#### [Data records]
((

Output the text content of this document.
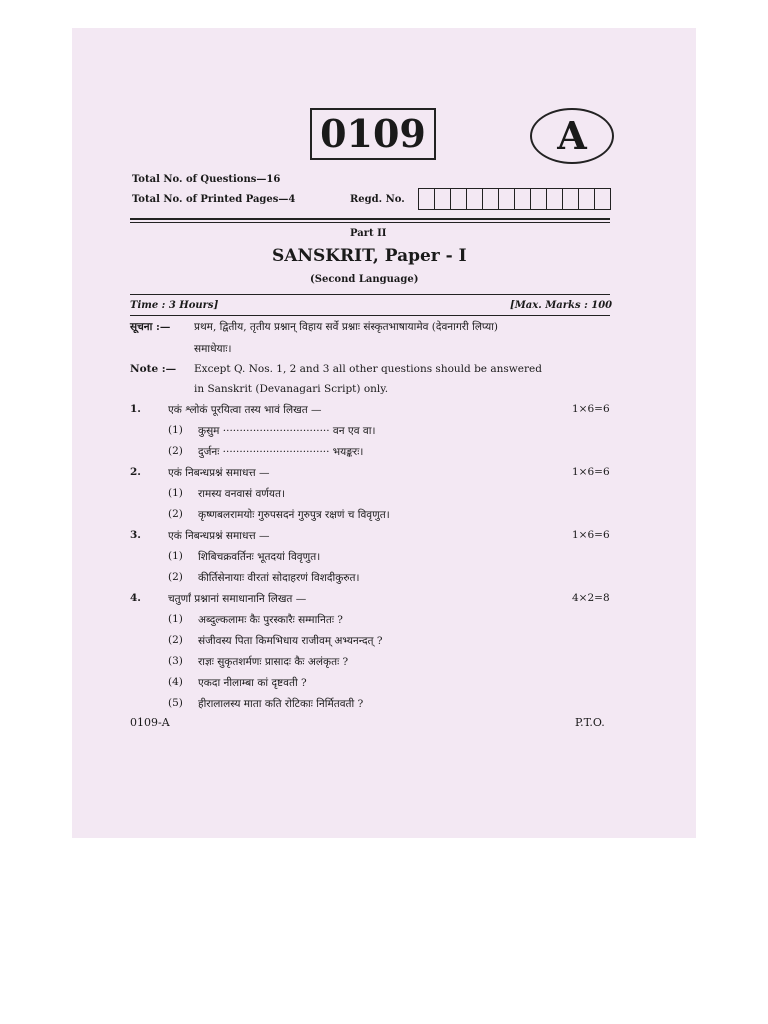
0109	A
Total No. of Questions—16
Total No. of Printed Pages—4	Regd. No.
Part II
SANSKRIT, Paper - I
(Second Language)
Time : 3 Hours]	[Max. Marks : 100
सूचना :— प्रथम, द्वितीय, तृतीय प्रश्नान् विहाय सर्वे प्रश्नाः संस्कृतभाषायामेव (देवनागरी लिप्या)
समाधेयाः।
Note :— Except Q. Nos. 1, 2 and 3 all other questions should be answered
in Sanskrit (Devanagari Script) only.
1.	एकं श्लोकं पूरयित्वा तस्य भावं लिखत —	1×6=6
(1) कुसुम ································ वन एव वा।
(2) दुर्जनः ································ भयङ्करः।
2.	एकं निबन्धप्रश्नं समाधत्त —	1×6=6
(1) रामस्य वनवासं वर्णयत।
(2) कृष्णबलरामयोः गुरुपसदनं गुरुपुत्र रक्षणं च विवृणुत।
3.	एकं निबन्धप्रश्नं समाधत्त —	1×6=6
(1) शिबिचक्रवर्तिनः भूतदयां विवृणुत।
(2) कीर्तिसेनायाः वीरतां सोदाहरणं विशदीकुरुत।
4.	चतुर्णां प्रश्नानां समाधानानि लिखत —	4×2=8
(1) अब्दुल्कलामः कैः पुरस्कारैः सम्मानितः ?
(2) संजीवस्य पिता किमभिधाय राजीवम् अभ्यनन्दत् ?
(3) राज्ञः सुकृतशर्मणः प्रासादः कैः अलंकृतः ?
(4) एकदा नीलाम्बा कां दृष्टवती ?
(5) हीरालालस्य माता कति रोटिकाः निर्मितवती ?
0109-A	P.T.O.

))
((

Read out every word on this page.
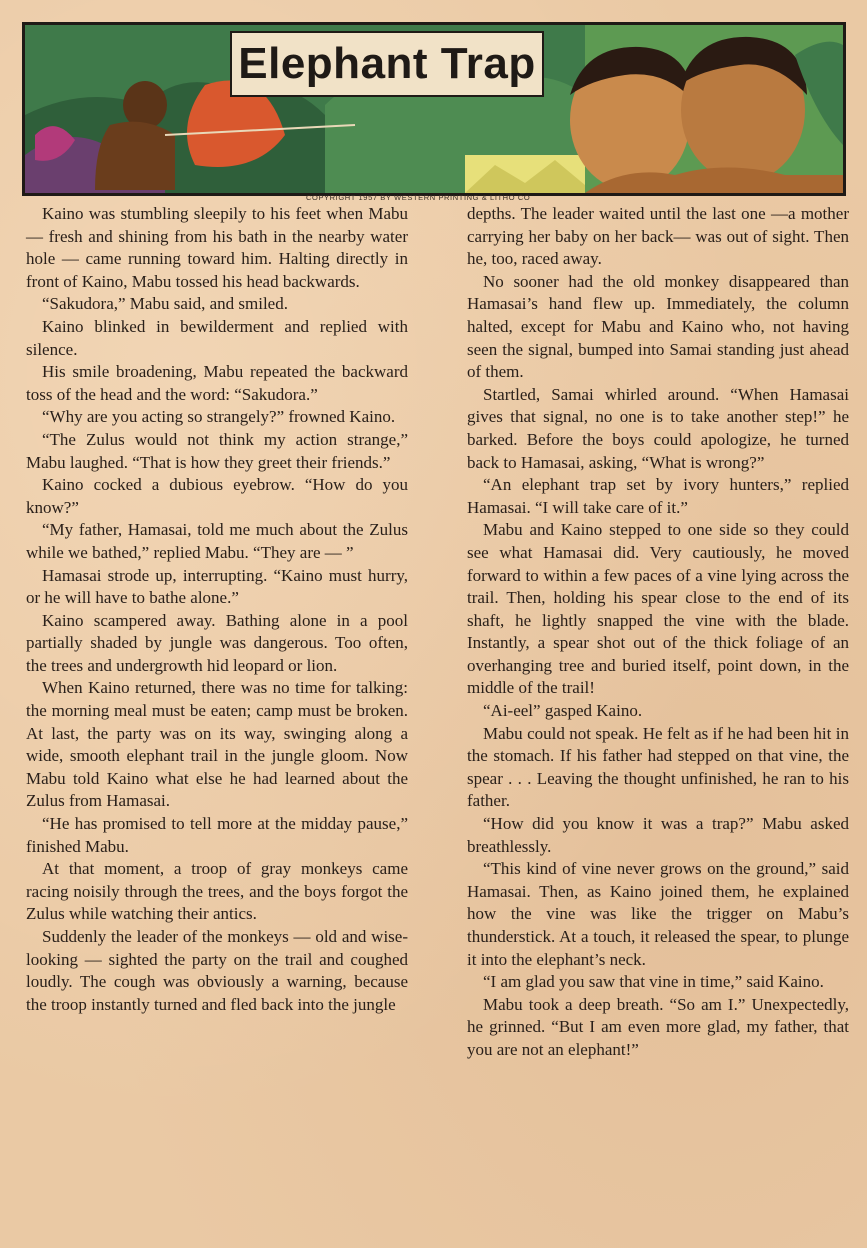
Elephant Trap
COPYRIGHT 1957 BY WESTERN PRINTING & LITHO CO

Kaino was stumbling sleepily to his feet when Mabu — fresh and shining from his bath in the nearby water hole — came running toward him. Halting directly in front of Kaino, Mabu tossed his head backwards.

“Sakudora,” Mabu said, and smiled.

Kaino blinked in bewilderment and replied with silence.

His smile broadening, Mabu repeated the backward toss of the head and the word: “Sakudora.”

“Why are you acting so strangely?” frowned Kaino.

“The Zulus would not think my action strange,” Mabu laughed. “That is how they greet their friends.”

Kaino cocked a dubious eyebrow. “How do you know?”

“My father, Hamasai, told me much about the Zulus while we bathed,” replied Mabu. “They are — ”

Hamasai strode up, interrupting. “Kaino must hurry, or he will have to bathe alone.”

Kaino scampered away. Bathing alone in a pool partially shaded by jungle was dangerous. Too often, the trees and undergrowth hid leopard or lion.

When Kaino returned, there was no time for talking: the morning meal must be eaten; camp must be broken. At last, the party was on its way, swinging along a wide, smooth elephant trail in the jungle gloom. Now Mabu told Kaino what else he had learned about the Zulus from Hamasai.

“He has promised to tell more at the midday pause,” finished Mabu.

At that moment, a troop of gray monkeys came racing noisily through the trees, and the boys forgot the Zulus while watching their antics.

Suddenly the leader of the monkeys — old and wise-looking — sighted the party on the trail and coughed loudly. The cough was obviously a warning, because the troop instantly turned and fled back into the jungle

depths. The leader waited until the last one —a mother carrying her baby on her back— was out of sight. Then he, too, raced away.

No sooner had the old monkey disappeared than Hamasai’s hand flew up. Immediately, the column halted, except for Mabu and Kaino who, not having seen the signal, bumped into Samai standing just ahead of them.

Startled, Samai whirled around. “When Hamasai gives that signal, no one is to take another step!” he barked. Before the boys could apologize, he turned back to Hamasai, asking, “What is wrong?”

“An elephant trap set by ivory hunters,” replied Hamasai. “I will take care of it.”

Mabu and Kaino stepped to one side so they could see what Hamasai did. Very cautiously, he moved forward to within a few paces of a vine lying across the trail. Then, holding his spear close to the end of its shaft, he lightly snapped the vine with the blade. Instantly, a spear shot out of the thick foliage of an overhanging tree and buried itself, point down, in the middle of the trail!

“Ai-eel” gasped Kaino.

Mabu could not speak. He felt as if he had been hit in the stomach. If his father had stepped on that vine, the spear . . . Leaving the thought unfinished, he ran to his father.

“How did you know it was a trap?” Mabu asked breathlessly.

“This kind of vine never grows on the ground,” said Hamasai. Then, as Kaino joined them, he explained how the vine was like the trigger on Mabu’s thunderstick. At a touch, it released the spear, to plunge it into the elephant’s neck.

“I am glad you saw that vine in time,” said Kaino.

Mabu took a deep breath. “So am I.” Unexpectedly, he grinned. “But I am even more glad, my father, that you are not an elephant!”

))

#### [Problem to solve]
Select the lines from the entries that include the word "more".

#### [Exercise solution]
“He has promised to tell more at the midday pause,” finished Mabu.
Mabu took a deep breath. “So am I.” Unexpectedly, he grinned. “But I am even more glad, my father, that you are not an elephant!”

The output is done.